## Aim of the exercise
Say how many lines include "traveled", with no words around the number.

## Data records
= = = = =

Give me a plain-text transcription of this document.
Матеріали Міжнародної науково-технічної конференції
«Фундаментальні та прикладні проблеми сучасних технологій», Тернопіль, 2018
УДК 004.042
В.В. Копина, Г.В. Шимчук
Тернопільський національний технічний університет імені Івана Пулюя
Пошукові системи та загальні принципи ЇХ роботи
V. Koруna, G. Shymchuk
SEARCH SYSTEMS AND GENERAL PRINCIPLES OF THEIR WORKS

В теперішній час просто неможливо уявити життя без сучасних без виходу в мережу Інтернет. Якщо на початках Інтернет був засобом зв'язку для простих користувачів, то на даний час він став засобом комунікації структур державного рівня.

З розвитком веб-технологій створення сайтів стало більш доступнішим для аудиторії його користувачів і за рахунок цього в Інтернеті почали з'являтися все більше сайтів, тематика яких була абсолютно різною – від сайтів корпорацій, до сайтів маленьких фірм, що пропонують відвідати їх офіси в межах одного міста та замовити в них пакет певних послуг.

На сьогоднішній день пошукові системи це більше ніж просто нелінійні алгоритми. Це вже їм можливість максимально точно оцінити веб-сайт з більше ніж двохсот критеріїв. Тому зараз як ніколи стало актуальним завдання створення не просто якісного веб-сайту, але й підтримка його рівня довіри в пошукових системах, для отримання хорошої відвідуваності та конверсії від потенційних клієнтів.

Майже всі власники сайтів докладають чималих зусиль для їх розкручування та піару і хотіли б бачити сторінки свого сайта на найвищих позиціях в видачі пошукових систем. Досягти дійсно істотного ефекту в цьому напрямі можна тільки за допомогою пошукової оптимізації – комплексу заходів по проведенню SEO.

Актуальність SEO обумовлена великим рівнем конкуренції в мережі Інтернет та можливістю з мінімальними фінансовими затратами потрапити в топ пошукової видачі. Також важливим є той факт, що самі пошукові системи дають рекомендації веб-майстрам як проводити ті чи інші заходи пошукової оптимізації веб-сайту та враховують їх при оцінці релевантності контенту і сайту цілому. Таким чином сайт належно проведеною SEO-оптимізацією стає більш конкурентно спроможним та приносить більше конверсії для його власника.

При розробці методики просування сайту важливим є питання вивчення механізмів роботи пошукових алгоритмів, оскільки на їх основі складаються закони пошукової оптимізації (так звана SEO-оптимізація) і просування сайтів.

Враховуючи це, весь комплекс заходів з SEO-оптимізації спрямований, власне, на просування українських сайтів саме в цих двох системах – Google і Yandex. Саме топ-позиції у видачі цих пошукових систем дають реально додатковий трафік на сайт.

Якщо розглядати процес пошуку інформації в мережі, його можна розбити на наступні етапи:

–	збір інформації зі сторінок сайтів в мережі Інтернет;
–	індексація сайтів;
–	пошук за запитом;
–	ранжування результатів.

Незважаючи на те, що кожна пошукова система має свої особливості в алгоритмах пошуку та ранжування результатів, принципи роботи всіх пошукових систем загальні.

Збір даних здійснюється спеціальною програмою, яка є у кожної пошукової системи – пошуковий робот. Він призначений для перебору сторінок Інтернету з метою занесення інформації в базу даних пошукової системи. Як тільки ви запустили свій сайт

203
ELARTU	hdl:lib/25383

= = = = =

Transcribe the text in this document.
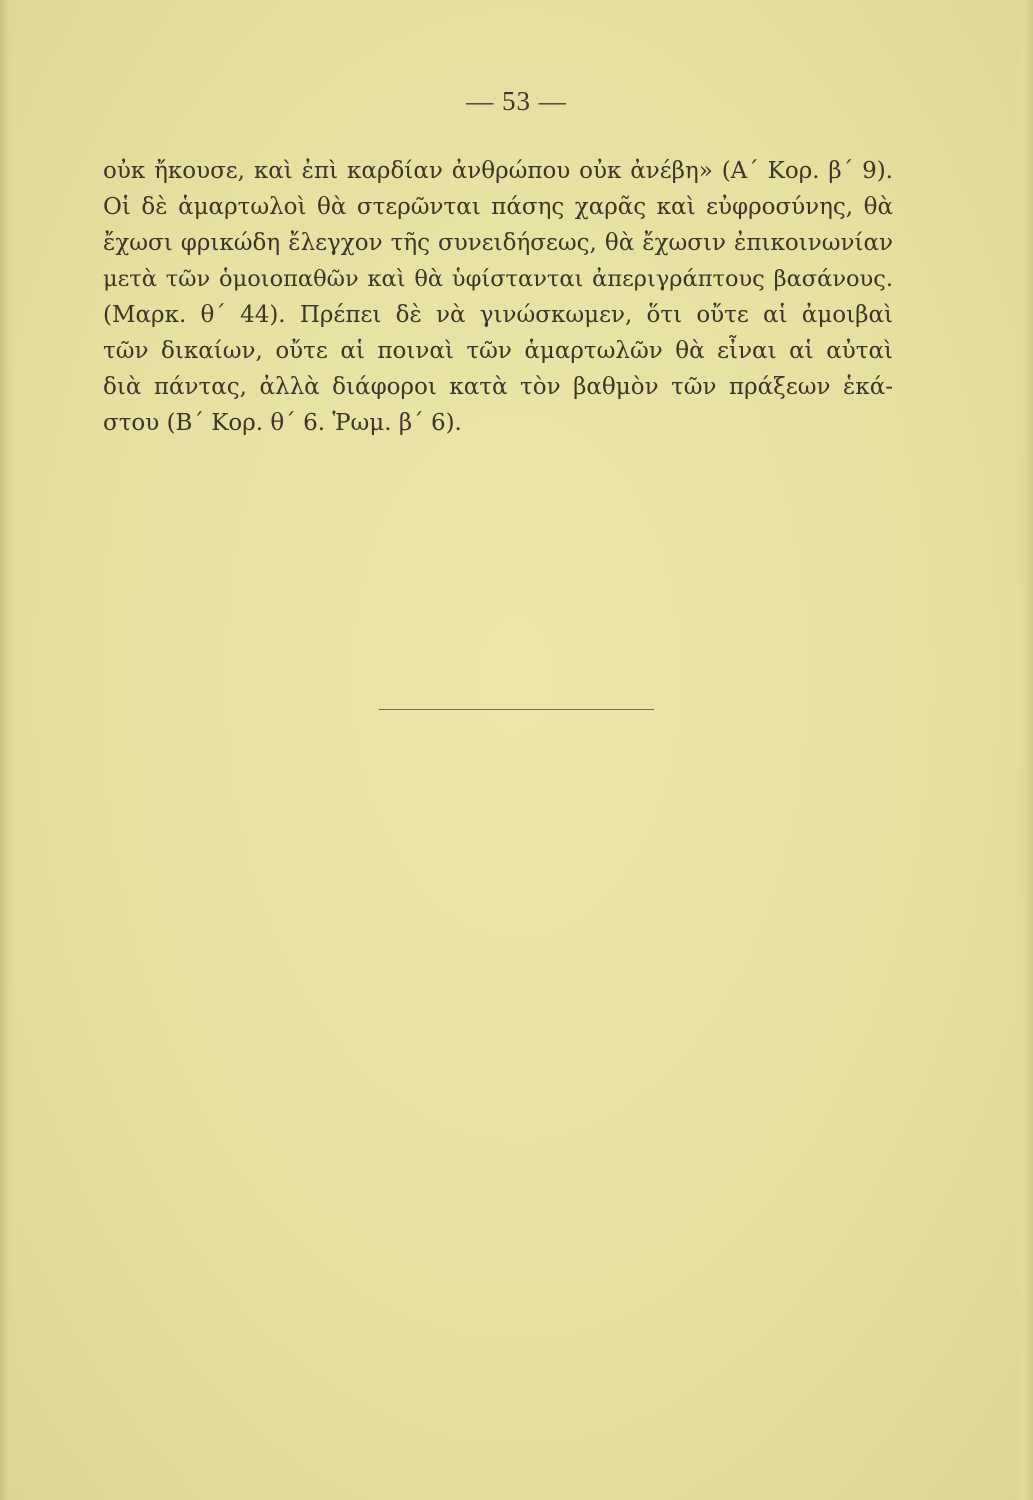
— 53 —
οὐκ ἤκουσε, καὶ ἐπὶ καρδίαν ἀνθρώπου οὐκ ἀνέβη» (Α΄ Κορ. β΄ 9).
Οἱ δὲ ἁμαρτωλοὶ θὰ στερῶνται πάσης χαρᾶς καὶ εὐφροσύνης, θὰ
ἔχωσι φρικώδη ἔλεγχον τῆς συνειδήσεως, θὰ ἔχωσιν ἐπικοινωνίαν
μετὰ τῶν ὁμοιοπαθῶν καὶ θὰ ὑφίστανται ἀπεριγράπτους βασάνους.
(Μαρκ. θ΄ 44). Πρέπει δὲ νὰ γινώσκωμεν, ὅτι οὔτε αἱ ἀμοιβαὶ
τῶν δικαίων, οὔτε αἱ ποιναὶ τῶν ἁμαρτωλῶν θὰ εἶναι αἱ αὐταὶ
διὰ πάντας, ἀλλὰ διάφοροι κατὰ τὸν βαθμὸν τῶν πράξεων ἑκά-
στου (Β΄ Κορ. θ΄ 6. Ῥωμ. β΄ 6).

= = = = =

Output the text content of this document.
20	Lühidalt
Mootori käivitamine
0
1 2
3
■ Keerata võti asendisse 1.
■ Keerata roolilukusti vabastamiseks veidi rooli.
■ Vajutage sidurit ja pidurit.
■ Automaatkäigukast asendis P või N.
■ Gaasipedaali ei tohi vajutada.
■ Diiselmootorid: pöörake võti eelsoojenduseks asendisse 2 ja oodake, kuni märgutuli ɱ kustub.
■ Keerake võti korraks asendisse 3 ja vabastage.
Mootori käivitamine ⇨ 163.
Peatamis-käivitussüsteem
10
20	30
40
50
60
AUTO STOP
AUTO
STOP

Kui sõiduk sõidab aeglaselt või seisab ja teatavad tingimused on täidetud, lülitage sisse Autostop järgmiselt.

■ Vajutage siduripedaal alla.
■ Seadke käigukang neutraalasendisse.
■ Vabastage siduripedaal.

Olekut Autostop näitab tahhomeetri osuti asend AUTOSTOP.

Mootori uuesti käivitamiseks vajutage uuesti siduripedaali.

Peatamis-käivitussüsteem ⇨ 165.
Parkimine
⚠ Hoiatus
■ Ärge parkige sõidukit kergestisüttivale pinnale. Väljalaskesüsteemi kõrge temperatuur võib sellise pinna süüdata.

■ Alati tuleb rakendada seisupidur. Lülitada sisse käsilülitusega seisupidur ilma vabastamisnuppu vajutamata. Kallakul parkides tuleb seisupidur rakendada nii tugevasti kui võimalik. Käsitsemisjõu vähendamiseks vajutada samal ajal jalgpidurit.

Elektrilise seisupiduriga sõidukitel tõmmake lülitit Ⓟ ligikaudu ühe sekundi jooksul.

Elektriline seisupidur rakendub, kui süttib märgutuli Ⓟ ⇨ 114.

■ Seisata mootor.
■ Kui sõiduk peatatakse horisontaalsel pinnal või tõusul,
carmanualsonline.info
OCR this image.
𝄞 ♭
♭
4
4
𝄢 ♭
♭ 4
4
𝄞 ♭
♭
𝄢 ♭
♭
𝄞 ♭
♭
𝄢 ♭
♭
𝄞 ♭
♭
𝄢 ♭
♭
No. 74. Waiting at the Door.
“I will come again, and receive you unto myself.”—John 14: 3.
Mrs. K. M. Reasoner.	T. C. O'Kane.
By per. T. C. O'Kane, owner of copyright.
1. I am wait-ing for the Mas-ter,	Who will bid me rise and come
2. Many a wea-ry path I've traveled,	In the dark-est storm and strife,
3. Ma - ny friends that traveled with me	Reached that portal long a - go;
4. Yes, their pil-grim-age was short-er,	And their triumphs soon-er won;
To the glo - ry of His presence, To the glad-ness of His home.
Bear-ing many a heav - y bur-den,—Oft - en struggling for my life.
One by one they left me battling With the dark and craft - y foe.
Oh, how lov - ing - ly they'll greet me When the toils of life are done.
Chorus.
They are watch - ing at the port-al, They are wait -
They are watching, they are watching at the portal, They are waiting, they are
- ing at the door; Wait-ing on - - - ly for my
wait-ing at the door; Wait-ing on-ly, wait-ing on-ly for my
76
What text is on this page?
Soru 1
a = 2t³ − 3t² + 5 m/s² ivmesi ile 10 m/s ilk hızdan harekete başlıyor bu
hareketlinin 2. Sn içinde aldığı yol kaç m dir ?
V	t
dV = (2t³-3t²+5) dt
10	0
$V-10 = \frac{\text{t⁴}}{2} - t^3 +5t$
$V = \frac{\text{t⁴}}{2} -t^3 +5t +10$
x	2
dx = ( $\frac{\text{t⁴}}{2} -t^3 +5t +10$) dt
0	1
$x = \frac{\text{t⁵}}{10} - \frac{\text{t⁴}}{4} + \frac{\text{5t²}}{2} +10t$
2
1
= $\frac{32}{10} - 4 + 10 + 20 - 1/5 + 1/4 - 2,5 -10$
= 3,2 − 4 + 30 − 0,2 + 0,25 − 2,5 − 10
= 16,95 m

= = = = =

## Full solution
2